What the task asks: Your answer is a single number: how many lines hold the word "jìng"?

Records for this exercise:
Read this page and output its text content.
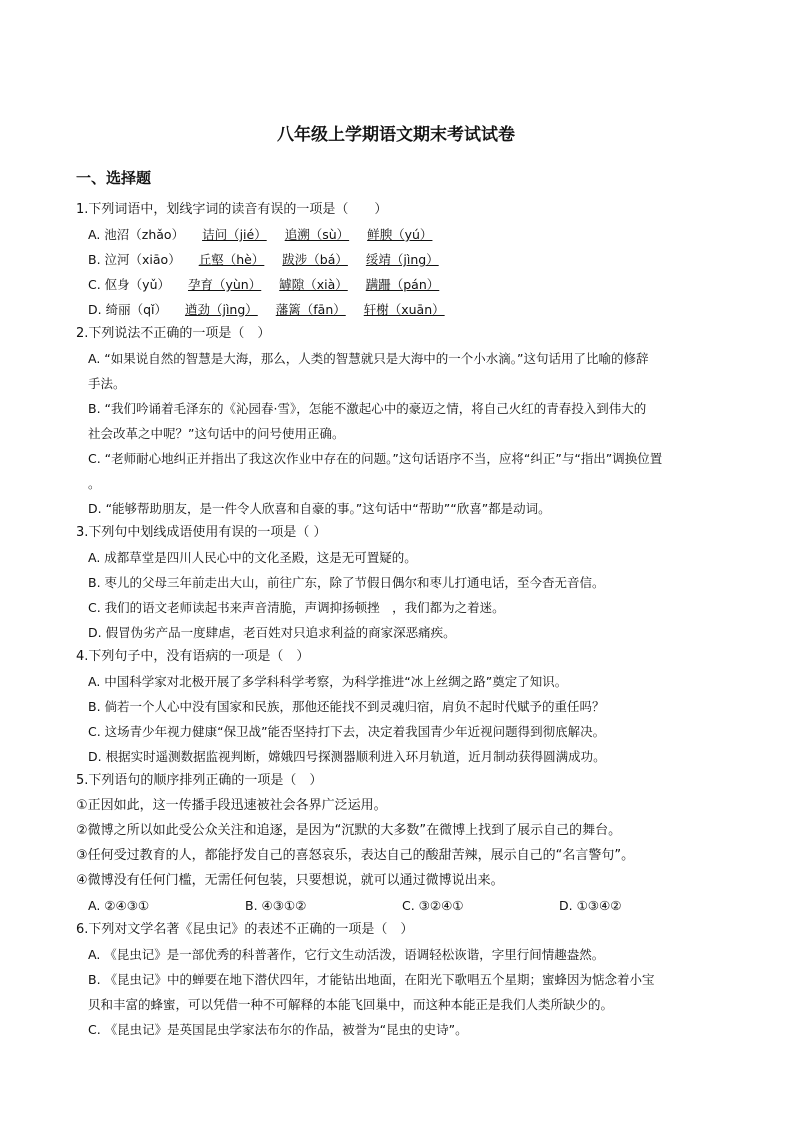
八年级上学期语文期末考试试卷
一、选择题

1.下列词语中，划线字词的读音有误的一项是（　　）

A. 池沼（zhǎo） 诘问（jié） 追溯（sù） 鲜腴（yú）

B. 泣河（xiāo） 丘壑（hè） 跋涉（bá） 绥靖（jìng）

C. 伛身（yǔ） 孕育（yùn） 罅隙（xià） 蹒跚（pán）

D. 绮丽（qǐ） 遒劲（jìng） 藩篱（fān） 轩榭（xuān）

2.下列说法不正确的一项是（　）

A. “如果说自然的智慧是大海，那么，人类的智慧就只是大海中的一个小水滴。”这句话用了比喻的修辞

手法。

B. “我们吟诵着毛泽东的《沁园春·雪》，怎能不激起心中的豪迈之情，将自己火红的青春投入到伟大的

社会改革之中呢？”这句话中的问号使用正确。

C. “老师耐心地纠正并指出了我这次作业中存在的问题。”这句话语序不当，应将“纠正”与“指出”调换位置

。

D. “能够帮助朋友，是一件令人欣喜和自豪的事。”这句话中“帮助”“欣喜”都是动词。

3.下列句中划线成语使用有误的一项是（ ）

A. 成都草堂是四川人民心中的文化圣殿，这是无可置疑的。

B. 枣儿的父母三年前走出大山，前往广东，除了节假日偶尔和枣儿打通电话，至今杳无音信。

C. 我们的语文老师读起书来声音清脆，声调抑扬顿挫　，我们都为之着迷。

D. 假冒伪劣产品一度肆虐，老百姓对只追求利益的商家深恶痛疾。

4.下列句子中，没有语病的一项是（　）

A. 中国科学家对北极开展了多学科科学考察，为科学推进“冰上丝绸之路”奠定了知识。

B. 倘若一个人心中没有国家和民族，那他还能找不到灵魂归宿，肩负不起时代赋予的重任吗？

C. 这场青少年视力健康“保卫战”能否坚持打下去，决定着我国青少年近视问题得到彻底解决。

D. 根据实时遥测数据监视判断，嫦娥四号探测器顺利进入环月轨道，近月制动获得圆满成功。

5.下列语句的顺序排列正确的一项是（　）

①正因如此，这一传播手段迅速被社会各界广泛运用。

②微博之所以如此受公众关注和追逐，是因为“沉默的大多数”在微博上找到了展示自己的舞台。

③任何受过教育的人，都能抒发自己的喜怒哀乐，表达自己的酸甜苦辣，展示自己的“名言警句”。

④微博没有任何门槛，无需任何包装，只要想说，就可以通过微博说出来。

A. ②④③①	B. ④③①②	C. ③②④①	D. ①③④②

6.下列对文学名著《昆虫记》的表述不正确的一项是（　）

A. 《昆虫记》是一部优秀的科普著作，它行文生动活泼，语调轻松诙谐，字里行间情趣盎然。

B. 《昆虫记》中的蝉要在地下潜伏四年，才能钻出地面，在阳光下歌唱五个星期；蜜蜂因为惦念着小宝

贝和丰富的蜂蜜，可以凭借一种不可解释的本能飞回巢中，而这种本能正是我们人类所缺少的。

C. 《昆虫记》是英国昆虫学家法布尔的作品，被誉为“昆虫的史诗”。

Result: 2